• EXERCISE GOAL: Please count the lines in the listing below where the word "mathematical" appears. Give the number only.

• DATA FOR THE TASK:
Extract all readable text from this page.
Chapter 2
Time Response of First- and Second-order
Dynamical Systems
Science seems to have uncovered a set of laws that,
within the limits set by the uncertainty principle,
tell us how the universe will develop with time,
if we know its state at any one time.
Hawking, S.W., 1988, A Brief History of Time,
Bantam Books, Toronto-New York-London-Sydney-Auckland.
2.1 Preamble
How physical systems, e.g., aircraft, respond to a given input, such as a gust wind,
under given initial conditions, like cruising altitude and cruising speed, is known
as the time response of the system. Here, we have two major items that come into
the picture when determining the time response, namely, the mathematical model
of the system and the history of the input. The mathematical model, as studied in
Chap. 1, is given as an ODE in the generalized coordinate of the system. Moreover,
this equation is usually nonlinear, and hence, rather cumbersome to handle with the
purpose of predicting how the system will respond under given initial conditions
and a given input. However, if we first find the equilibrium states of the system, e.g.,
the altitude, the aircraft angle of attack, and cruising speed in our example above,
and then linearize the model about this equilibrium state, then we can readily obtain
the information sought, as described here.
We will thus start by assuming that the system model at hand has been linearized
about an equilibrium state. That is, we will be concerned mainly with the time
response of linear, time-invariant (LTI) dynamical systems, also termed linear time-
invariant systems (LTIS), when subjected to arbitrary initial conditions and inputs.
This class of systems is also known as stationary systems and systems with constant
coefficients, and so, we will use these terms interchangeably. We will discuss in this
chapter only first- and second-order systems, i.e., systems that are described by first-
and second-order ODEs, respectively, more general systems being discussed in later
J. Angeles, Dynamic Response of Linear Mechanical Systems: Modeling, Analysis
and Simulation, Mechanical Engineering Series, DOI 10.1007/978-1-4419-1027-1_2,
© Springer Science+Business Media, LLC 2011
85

• RESPONSE: 2